Document text –
********
Personal information
- Date of birth: 18 July 1980 (age 46)
- Place of birth: Miercurea Ciuc, Romania
- Height: 1.80 m (5 ft 11 in)
- Position: Midfielder

Senior career*
- Years: Team / Apps / (Gls)
- 1997–1998: Körmend FC
- 1998–2002: Szombathelyi Haladás / 7 / (0)
- 1999–2000: → Sárvár FC (loan)
- 2000–2001: → Büki TK (loan)
- 2002–2003: Deutsch Tschantschendorf
- 2003–2004: Estrela da Amadora
- 2004–2005: C.F. União / 13 / (0)
- 2005–2006: SC Fortuna Köln
- 2006–2007: Pécsi Mecsek FC / 26 / (4)
- 2007–2009: Zalaegerszegi TE / 9 / (0)
- 2008–2009: → Vihren Sandanski (loan) / 29 / (4)
- 2009–2010: FC Nizhny Novgorod / 7 / (1)
- 2010–2011: BFC Siófok / 24 / (1)
- 2011–2017: SV Eberau

Managerial career
- 2012–2013: SV Eberau (player-coach)
********
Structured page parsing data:
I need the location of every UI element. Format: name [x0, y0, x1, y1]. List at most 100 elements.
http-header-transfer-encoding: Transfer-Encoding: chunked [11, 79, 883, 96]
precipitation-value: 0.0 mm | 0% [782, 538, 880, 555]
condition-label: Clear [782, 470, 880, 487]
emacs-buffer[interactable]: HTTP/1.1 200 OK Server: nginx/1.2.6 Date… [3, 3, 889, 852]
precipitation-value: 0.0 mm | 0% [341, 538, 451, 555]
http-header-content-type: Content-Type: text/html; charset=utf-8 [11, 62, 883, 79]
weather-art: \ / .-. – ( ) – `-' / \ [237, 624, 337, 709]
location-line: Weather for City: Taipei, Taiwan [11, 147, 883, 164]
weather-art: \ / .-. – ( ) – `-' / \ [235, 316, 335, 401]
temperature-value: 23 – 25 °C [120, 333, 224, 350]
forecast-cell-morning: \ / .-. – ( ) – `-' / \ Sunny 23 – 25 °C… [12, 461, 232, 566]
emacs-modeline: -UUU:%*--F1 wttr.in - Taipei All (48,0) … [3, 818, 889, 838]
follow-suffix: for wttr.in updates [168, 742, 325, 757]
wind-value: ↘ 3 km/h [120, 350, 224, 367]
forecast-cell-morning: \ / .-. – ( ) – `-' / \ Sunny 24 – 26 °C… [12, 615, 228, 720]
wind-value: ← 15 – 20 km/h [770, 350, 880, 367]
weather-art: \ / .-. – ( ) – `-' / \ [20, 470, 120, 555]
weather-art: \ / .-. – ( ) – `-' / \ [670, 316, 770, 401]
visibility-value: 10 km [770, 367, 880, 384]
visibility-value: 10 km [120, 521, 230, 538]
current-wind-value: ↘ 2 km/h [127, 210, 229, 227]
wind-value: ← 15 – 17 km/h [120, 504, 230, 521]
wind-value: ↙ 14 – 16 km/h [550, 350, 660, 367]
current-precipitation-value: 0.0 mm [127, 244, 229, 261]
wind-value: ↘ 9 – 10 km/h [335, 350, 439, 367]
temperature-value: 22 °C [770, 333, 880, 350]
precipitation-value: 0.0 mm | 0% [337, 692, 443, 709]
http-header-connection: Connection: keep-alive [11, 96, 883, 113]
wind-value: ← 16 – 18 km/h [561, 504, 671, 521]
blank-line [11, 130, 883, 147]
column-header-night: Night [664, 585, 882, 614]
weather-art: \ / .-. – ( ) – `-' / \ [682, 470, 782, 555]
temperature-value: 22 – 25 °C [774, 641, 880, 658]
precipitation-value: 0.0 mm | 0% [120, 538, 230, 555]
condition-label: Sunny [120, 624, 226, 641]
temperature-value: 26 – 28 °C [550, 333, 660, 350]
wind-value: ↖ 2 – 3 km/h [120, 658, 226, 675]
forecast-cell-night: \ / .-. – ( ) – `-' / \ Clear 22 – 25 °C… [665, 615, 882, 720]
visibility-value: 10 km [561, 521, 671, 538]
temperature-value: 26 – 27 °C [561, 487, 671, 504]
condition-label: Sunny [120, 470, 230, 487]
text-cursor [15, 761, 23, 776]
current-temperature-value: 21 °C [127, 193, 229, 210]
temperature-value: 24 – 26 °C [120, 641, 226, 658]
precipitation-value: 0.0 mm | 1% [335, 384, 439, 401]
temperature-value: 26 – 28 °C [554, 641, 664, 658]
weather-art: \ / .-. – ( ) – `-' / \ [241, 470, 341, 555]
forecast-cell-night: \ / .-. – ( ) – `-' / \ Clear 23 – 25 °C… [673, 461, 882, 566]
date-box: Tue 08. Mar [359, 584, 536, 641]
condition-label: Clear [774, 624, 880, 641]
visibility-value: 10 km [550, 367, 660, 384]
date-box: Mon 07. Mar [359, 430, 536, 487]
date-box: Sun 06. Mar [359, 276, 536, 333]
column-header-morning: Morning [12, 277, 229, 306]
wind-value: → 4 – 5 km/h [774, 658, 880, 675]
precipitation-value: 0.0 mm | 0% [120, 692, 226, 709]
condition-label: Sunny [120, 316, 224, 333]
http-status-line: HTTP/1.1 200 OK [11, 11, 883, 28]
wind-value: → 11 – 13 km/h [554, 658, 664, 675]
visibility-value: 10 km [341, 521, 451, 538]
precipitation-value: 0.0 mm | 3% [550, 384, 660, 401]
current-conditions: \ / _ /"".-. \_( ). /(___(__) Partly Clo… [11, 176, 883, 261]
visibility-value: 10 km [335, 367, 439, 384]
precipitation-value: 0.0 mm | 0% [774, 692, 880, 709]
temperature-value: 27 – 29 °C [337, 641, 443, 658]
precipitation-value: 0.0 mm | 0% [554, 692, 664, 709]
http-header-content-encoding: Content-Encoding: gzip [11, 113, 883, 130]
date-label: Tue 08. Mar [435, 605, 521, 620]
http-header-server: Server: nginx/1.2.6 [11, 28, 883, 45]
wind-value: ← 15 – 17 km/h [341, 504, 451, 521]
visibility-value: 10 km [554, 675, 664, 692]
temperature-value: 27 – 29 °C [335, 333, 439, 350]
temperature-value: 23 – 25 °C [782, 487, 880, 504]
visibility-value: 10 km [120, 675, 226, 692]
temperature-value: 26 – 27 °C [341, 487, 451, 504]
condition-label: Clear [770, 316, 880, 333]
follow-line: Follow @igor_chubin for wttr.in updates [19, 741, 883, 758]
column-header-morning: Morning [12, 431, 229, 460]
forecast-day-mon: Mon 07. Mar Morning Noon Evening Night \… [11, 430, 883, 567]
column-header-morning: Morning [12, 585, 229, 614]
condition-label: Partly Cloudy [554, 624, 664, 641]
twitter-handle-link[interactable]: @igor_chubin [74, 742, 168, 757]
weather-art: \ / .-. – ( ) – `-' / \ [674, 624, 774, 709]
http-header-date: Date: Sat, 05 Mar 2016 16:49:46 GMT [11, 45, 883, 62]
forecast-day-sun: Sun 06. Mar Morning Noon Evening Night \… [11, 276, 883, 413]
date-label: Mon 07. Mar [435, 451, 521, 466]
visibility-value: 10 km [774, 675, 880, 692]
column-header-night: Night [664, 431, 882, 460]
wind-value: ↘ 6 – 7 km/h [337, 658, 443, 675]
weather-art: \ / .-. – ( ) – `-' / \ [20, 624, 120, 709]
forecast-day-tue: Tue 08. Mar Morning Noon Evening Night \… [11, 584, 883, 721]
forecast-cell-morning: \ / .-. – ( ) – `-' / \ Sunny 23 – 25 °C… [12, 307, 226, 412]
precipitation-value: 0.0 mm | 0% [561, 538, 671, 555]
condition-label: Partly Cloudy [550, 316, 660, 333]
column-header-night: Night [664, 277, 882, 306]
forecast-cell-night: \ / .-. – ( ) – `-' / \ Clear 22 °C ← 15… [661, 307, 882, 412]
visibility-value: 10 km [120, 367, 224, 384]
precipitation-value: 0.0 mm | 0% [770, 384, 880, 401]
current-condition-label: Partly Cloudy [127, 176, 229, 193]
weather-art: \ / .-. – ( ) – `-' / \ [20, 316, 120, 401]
********
Set of tasks –
• A. In two sentences, summarize the player profile.
• B. Using the player profile, decide whether each statement agrees with it: (i) The player was born in Romania. (ii) The player's position is defender. (iii) The player's time at FC Nizhny Novgorod began in 2010. For each, answer yes or no and quote the words that decide it.
• C. Output the part of the player profile that opens with the words containing "- 1997–1998: Körmend" and closes with "FC / 26 / (4)".

Answers by item number –
• A. The player profile describes a midfielder born on 18 July 1980 in Miercurea Ciuc, Romania, with a height of 1.80 m (5 ft 11 in). The senior career listed runs from Körmend FC in 1997 to SV Eberau in 2017, and the managerial career shows a player-coach role at SV Eberau in 2012–2013.

• B.
(i) Yes: "Place of birth: Miercurea Ciuc, Romania"
(ii) No: "Position: Midfielder"
(iii) No: "2009–2010: FC Nizhny Novgorod"

• C.
- 1997–1998: Körmend FC
- 1998–2002: Szombathelyi Haladás / 7 / (0)
- 1999–2000: → Sárvár FC (loan)
- 2000–2001: → Büki TK (loan)
- 2002–2003: Deutsch Tschantschendorf
- 2003–2004: Estrela da Amadora
- 2004–2005: C.F. União / 13 / (0)
- 2005–2006: SC Fortuna Köln
- 2006–2007: Pécsi Mecsek FC / 26 / (4)